* START Exercise materials *

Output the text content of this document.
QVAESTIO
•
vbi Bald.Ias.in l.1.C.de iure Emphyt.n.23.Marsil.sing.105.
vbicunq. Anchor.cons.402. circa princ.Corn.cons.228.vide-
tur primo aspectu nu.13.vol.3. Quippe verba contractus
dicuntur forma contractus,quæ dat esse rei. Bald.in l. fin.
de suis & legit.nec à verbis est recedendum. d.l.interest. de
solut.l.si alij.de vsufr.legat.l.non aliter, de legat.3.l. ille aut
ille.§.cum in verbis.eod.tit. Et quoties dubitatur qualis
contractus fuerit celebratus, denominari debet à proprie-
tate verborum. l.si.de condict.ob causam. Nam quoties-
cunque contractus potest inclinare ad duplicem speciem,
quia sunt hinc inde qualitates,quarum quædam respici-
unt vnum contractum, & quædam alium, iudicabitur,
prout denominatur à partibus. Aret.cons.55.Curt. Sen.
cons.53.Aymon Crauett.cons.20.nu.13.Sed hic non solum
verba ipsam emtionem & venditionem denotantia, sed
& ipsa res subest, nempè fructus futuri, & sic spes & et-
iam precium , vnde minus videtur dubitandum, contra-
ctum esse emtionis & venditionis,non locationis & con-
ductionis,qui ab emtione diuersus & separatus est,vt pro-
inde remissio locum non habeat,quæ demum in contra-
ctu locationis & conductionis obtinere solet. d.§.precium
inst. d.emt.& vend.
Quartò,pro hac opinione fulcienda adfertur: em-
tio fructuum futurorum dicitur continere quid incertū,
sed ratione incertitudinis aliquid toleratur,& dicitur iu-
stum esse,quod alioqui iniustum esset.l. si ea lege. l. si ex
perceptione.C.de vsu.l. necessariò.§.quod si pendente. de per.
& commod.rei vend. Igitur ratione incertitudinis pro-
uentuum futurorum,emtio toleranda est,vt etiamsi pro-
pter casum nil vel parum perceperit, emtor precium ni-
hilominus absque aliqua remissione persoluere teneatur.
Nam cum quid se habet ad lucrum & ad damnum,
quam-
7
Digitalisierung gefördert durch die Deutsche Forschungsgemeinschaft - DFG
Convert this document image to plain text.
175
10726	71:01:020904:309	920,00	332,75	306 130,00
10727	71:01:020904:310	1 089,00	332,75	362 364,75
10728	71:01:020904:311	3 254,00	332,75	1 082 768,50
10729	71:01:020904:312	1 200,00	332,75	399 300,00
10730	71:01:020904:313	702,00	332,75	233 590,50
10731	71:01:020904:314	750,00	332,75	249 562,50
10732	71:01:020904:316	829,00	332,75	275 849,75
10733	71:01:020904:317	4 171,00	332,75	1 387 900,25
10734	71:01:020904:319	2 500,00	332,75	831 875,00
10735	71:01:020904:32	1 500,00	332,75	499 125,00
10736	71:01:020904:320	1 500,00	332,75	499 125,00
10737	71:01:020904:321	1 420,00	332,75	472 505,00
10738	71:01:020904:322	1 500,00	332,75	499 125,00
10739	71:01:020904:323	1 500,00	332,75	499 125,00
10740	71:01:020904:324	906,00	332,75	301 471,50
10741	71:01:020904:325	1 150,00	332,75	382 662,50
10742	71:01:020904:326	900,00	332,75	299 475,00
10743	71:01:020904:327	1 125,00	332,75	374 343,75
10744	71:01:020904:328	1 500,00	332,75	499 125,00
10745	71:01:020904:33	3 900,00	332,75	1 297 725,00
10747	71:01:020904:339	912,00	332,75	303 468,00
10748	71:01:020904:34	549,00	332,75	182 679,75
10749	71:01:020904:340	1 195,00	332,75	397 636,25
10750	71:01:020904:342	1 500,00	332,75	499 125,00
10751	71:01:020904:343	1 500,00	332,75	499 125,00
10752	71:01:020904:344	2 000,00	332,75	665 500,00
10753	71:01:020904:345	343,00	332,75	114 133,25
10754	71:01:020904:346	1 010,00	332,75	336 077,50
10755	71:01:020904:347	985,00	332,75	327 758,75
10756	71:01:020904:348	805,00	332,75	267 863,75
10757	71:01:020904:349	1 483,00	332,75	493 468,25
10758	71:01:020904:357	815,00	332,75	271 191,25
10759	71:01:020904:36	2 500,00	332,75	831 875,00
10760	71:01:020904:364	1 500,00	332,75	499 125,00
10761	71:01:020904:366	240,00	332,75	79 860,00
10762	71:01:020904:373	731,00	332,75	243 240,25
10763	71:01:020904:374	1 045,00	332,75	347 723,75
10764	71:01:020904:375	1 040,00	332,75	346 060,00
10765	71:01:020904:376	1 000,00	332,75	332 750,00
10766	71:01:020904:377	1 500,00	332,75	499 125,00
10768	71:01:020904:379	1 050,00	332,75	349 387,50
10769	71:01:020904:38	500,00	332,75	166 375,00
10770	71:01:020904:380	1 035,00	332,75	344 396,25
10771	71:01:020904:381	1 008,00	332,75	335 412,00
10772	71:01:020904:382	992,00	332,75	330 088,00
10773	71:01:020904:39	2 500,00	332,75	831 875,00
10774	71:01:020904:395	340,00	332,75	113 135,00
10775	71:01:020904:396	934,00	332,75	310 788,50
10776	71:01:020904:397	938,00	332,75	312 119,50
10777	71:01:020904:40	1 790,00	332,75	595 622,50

* END Exercise materials *

Return all lines containing the word "contractus".

tur primo aspectu nu.13.vol.3. Quippe verba contractus
dicuntur forma contractus,quæ dat esse rei. Bald.in l. fin.
contractus fuerit celebratus, denominari debet à proprie-
cunque contractus potest inclinare ad duplicem speciem,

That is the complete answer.